• **AIM**
Each line containing the word "text" must be collected.

• **DATASET ROWS**

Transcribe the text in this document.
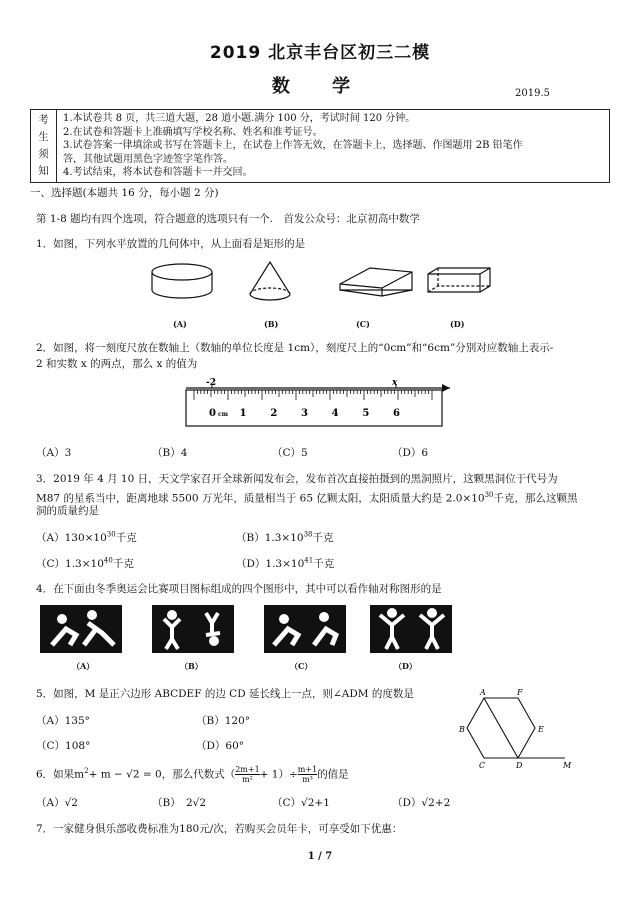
2019 北京丰台区初三二模
数 学	2019.5
考
生
须
知
1.本试卷共 8 页，共三道大题，28 道小题.满分 100 分，考试时间 120 分钟。
2.在试卷和答题卡上准确填写学校名称、姓名和准考证号。
3.试卷答案一律填涂或书写在答题卡上，在试卷上作答无效，在答题卡上，选择题、作图题用 2B 铅笔作
答，其他试题用黑色字迹签字笔作答。
4.考试结束，将本试卷和答题卡一并交回。
一、选择题(本题共 16 分，每小题 2 分)
第 1-8 题均有四个选项，符合题意的选项只有一个.　首发公众号：北京初高中数学
1．如图，下列水平放置的几何体中，从上面看是矩形的是
(A)	(B)	(C)	(D)
2．如图，将一刻度尺放在数轴上（数轴的单位长度是 1cm），刻度尺上的“0cm”和“6cm”分别对应数轴上表示-
2 和实数 x 的两点，那么 x 的值为
-2	x
0 1 2 3 4 5 6
cm
（A）3	（B）4	（C）5	（D）6
3．2019 年 4 月 10 日，天文学家召开全球新闻发布会，发布首次直接拍摄到的黑洞照片，这颗黑洞位于代号为
M87 的星系当中，距离地球 5500 万光年，质量相当于 65 亿颗太阳，太阳质量大约是 $2.0\times 10^{30}$千克，那么这颗黑
洞的质量约是
$(A)130\times 10^{30}$千克	$(B)1.3\times 10^{38}$千克
$(C)1.3\times 10^{40}$千克	$(D)1.3\times 10^{41}$千克
4．在下面由冬季奥运会比赛项目图标组成的四个图形中，其中可以看作轴对称图形的是
（A）	（B）	（C）	（D）
5．如图，M 是正六边形 ABCDEF 的边 CD 延长线上一点，则∠ADM 的度数是
（A）135°	（B）120°
（C）108°	（D）60°
A	F
B	E
C	D	M
6．如果$m^2+ m - √2 = 0$，那么代数式（ $\frac{2m+1}{\text{m²}} + 1)\div \frac{m+1}{\text{m³}}$ 的值是
（A）√2	（B）　2√2	（C）√2+1	（D）√2+2
7．一家健身俱乐部收费标准为180元/次，若购买会员年卡，可享受如下优惠：
1 / 7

• **EXPECTED OUTPUT**
Transcribe the text in this document.
6．如果$m^2+ m - √2 = 0$，那么代数式（ $\frac{2m+1}{\text{m²}} + 1)\div \frac{m+1}{\text{m³}}$ 的值是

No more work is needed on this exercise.